## What you have to do
Copy the lines of the records verbatim, beginning with the first line and ending after the line that contains "page-scrollbar[interactable]: ▼ —".

## Exercise materials
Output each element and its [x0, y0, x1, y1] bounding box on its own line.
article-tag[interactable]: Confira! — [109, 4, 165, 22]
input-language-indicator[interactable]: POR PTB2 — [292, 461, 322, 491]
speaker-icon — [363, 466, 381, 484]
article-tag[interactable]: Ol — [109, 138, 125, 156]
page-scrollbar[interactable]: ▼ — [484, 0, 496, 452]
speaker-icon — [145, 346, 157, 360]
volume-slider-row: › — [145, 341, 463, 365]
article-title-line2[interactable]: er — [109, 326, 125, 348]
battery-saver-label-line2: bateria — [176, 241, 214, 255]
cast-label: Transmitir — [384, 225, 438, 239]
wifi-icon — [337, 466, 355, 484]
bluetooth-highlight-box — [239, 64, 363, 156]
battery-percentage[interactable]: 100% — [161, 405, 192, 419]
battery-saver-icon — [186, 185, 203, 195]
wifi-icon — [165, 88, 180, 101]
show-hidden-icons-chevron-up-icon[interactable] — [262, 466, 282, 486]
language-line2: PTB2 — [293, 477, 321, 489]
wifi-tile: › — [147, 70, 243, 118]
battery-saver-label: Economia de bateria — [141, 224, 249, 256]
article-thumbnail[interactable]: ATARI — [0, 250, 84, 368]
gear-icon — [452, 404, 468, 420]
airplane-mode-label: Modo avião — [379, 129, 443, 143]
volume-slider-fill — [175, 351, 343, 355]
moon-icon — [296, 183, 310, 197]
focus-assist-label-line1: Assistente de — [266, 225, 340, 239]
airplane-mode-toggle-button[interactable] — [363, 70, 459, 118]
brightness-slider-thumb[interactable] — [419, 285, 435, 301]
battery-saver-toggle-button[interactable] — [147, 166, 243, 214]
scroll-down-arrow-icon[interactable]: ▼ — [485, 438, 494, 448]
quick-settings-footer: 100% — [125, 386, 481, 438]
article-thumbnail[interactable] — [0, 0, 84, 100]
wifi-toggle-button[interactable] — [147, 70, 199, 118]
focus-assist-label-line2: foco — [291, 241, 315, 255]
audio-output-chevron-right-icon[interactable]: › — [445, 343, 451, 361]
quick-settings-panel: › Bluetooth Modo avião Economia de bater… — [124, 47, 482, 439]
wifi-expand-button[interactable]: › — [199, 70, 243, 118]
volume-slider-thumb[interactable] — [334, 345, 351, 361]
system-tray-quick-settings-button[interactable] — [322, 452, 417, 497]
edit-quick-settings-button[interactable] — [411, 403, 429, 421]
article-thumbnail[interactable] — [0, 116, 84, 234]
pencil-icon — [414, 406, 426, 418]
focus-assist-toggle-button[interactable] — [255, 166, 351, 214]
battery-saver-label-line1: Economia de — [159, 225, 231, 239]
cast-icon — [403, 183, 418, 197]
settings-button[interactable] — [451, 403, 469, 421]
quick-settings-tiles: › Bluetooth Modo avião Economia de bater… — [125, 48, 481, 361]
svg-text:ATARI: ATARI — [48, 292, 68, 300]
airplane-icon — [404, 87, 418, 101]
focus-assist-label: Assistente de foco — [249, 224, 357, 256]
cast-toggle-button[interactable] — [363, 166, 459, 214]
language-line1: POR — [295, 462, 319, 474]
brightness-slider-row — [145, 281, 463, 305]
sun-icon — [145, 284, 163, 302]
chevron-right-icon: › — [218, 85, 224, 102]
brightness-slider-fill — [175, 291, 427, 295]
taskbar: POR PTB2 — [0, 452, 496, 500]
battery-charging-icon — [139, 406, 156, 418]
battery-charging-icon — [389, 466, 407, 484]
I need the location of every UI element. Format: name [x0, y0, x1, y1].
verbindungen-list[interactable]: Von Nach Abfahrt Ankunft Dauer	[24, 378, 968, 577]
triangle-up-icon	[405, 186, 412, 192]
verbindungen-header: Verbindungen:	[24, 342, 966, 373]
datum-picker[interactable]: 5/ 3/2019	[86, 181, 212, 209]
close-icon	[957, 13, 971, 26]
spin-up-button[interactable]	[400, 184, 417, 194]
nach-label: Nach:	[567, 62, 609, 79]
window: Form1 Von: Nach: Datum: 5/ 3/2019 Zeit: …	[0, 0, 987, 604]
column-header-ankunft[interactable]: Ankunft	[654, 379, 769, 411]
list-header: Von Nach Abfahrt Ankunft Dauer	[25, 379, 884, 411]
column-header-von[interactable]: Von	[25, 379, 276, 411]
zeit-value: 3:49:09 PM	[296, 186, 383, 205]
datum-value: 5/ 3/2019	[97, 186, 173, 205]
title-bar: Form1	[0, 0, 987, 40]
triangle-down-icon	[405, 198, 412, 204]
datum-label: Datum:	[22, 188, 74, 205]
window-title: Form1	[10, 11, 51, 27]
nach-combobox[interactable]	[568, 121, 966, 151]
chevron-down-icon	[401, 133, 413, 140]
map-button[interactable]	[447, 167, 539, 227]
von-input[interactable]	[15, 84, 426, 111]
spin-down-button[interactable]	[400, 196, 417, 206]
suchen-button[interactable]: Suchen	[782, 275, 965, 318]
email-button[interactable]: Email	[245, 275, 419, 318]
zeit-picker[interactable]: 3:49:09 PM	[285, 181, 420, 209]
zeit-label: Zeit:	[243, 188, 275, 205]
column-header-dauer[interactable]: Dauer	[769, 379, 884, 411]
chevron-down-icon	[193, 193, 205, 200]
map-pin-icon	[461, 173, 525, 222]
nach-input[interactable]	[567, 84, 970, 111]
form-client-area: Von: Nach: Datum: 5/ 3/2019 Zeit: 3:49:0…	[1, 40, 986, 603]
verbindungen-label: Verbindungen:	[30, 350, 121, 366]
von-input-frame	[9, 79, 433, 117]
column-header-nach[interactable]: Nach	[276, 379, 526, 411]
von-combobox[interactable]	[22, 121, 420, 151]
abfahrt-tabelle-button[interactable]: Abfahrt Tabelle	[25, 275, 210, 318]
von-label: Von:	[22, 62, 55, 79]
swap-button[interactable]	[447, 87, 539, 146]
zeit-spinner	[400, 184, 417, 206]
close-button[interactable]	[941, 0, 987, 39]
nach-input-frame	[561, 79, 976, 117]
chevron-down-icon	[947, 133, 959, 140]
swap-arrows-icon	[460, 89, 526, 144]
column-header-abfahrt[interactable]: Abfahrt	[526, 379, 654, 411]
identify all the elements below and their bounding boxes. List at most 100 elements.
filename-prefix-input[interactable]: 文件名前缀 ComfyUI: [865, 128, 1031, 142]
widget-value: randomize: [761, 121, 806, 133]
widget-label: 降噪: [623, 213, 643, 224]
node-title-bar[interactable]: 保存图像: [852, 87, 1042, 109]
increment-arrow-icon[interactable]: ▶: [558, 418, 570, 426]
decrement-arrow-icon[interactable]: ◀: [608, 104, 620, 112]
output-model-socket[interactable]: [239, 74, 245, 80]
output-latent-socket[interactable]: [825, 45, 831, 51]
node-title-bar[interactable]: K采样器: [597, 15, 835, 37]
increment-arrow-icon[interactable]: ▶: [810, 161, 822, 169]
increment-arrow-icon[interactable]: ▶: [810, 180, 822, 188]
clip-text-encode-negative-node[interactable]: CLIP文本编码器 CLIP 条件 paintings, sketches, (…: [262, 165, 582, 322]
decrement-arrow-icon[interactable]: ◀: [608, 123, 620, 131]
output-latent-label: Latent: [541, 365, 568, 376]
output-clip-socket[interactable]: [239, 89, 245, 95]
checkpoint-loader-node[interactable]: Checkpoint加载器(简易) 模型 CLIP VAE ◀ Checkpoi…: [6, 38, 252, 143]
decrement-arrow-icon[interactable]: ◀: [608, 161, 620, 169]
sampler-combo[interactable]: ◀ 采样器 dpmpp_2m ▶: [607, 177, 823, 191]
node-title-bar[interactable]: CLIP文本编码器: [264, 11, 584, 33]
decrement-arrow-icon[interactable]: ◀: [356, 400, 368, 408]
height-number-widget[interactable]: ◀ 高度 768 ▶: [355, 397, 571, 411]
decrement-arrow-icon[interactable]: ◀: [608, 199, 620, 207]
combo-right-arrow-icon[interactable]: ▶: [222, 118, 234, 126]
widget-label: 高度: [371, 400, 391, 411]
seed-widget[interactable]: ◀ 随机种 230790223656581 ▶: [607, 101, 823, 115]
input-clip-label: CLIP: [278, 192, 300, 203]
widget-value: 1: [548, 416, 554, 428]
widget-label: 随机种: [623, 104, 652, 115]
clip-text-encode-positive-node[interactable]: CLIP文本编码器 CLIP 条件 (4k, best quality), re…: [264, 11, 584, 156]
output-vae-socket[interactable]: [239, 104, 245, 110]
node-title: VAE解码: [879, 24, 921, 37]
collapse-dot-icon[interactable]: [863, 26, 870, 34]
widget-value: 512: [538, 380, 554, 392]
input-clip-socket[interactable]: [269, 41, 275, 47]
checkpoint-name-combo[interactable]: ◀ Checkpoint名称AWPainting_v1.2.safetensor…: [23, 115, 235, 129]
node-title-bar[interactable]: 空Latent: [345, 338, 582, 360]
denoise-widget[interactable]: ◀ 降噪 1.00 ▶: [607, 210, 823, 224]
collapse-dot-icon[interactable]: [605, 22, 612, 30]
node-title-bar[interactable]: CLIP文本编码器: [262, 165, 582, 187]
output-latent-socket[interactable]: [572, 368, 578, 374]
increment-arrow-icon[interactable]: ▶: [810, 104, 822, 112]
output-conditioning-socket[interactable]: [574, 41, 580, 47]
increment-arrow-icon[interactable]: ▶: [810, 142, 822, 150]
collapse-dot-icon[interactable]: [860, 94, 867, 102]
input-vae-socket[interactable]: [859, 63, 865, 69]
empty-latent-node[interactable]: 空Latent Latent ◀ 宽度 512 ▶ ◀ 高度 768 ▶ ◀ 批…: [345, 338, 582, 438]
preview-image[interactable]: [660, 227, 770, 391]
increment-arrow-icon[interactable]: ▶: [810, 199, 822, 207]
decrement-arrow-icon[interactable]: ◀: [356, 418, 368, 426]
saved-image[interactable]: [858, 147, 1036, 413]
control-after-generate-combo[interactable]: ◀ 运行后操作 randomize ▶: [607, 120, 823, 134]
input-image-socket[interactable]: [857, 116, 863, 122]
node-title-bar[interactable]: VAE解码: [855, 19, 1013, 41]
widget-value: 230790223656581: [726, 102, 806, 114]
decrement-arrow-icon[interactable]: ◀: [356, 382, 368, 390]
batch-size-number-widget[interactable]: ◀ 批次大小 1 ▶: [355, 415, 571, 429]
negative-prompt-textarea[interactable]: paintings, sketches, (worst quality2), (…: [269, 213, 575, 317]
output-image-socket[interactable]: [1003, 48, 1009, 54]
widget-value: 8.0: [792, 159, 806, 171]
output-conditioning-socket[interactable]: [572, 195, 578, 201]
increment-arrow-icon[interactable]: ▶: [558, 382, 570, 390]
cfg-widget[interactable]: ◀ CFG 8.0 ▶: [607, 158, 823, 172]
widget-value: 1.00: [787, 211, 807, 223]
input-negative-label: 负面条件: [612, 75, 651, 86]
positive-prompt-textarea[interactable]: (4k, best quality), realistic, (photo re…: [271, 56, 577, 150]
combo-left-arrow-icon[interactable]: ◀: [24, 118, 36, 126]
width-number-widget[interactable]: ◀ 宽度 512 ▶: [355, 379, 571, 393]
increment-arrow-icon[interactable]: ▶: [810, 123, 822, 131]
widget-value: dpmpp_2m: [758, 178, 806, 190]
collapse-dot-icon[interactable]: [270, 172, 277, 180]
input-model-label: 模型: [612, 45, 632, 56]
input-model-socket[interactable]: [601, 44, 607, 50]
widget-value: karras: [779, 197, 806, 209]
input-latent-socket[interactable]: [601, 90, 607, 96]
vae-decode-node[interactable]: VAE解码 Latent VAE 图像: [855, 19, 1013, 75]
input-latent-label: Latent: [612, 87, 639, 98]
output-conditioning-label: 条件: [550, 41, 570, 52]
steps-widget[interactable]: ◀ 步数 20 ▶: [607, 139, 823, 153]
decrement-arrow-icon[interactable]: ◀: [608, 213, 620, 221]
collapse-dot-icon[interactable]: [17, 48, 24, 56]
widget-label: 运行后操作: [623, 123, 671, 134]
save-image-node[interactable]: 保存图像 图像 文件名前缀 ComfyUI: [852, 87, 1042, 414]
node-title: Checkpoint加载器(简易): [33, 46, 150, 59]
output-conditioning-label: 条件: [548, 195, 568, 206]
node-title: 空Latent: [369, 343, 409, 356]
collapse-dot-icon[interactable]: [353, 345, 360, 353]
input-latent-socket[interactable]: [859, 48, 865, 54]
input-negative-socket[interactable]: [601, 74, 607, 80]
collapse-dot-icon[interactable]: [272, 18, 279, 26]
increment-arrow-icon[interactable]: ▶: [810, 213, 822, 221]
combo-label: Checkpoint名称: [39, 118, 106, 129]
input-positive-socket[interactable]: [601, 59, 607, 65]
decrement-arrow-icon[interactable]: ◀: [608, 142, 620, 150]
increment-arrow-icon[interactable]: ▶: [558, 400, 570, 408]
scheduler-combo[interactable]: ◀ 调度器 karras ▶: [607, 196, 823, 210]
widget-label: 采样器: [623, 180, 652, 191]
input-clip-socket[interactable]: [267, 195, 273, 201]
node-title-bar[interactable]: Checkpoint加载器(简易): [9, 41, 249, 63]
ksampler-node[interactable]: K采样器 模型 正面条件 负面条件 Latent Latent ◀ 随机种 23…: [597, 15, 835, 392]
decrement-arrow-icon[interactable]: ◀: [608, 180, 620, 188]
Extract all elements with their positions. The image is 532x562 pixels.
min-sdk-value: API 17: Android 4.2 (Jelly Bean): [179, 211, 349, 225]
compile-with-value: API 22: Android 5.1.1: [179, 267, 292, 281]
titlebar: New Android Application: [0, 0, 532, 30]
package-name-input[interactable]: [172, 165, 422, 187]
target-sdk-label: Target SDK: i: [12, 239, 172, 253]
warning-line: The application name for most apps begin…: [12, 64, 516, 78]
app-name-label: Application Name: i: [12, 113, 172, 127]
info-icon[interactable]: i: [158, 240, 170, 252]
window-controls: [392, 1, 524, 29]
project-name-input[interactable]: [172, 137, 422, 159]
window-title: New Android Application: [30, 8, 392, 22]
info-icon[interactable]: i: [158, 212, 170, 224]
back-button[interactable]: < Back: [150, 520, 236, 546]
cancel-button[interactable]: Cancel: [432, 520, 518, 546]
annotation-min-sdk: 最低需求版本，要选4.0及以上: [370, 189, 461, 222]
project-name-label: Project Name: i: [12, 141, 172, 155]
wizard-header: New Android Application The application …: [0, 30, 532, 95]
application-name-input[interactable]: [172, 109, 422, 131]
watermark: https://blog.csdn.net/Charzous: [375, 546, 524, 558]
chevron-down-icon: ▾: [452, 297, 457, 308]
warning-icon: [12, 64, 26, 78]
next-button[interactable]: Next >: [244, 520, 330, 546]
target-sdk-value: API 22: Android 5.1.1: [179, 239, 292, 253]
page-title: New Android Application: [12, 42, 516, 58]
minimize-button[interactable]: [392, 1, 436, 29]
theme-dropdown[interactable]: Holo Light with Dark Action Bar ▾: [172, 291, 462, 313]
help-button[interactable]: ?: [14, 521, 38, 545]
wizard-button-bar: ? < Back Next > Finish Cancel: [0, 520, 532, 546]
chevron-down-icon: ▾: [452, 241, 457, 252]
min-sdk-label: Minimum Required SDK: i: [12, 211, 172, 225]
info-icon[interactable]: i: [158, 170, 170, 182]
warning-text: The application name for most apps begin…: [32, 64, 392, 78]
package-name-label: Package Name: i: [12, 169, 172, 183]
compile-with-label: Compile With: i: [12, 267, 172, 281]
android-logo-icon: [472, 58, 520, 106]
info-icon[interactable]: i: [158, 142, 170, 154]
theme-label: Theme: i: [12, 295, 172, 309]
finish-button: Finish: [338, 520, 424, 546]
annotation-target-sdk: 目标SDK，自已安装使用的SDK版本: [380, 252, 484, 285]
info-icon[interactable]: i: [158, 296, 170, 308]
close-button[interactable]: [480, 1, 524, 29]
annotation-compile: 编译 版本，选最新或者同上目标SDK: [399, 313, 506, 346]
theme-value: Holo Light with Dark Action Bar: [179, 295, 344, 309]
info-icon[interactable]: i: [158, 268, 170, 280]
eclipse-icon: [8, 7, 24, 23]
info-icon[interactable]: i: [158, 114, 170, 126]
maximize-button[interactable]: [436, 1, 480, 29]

## The response
Output each element and its [x0, y0, x1, y1] bounding box on its own line.
article-tag[interactable]: Confira! — [109, 4, 165, 22]
input-language-indicator[interactable]: POR PTB2 — [292, 461, 322, 491]
speaker-icon — [363, 466, 381, 484]
article-tag[interactable]: Ol — [109, 138, 125, 156]
page-scrollbar[interactable]: ▼ — [484, 0, 496, 452]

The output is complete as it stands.